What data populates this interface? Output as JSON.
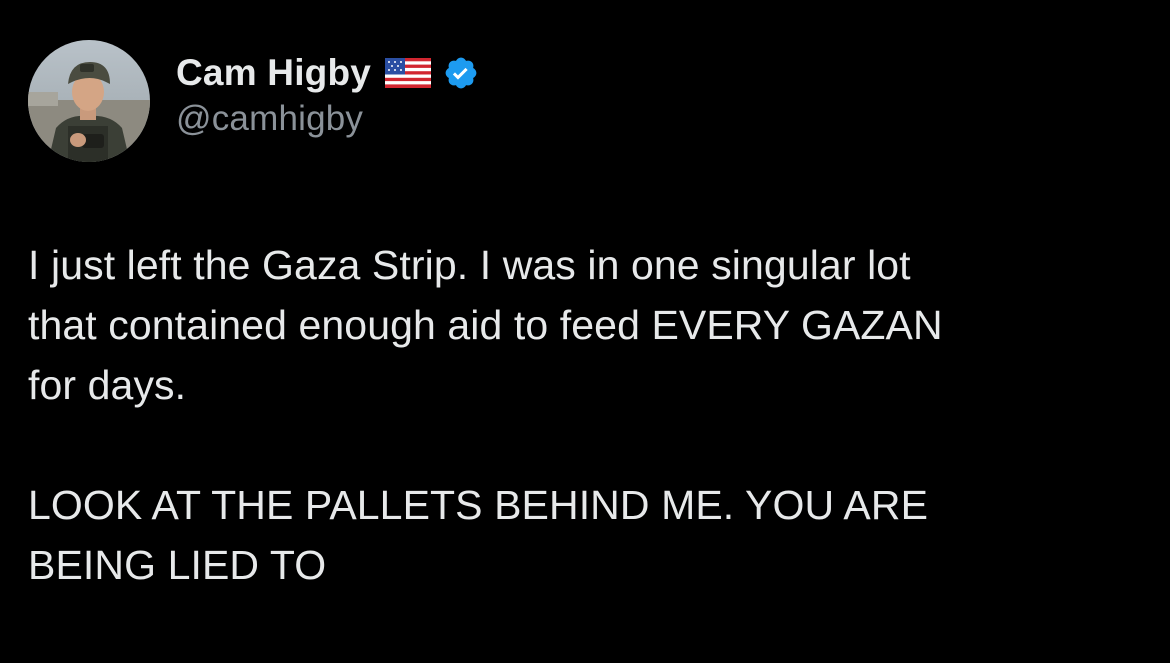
{
  "author": {
    "display_name": "Cam Higby",
    "handle": "@camhigby",
    "flag_icon": "us-flag-icon",
    "verified_icon": "verified-badge-icon",
    "verified_color": "#1d9bf0"
  },
  "tweet": {
    "paragraphs": [
      "I just left the Gaza Strip. I was in one singular lot\nthat contained enough aid to feed EVERY GAZAN\nfor days.",
      "LOOK AT THE PALLETS BEHIND ME. YOU ARE\nBEING LIED TO"
    ]
  },
  "theme": {
    "background": "#000000",
    "text": "#e7e9ea",
    "secondary_text": "#8b9299"
  }
}
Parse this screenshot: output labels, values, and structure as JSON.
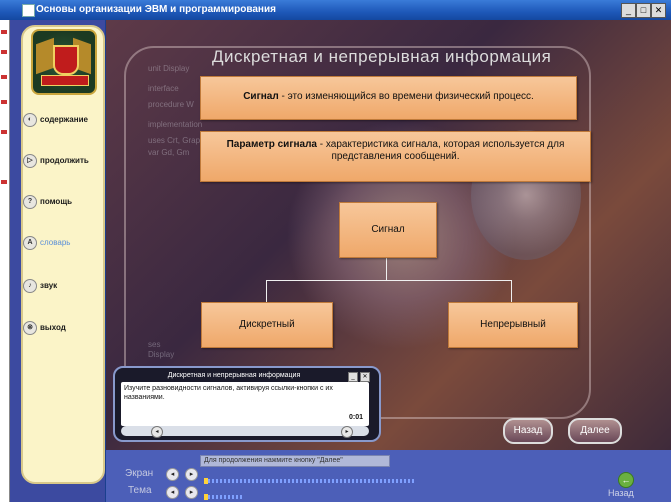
******************************
Give back the whole listing as it stands, minus its pictures.

What data populates this interface? Output as JSON.
{
  "author": {
    "display_name": "Cam Higby",
    "handle": "@camhigby",
    "flag_icon": "us-flag-icon",
    "verified_icon": "verified-badge-icon",
    "verified_color": "#1d9bf0"
  },
  "tweet": {
    "paragraphs": [
      "I just left the Gaza Strip. I was in one singular lot\nthat contained enough aid to feed EVERY GAZAN\nfor days.",
      "LOOK AT THE PALLETS BEHIND ME. YOU ARE\nBEING LIED TO"
    ]
  },
  "theme": {
    "background": "#000000",
    "text": "#e7e9ea",
    "secondary_text": "#8b9299"
  }
}
Parse this screenshot: output labels, values, and structure as JSON.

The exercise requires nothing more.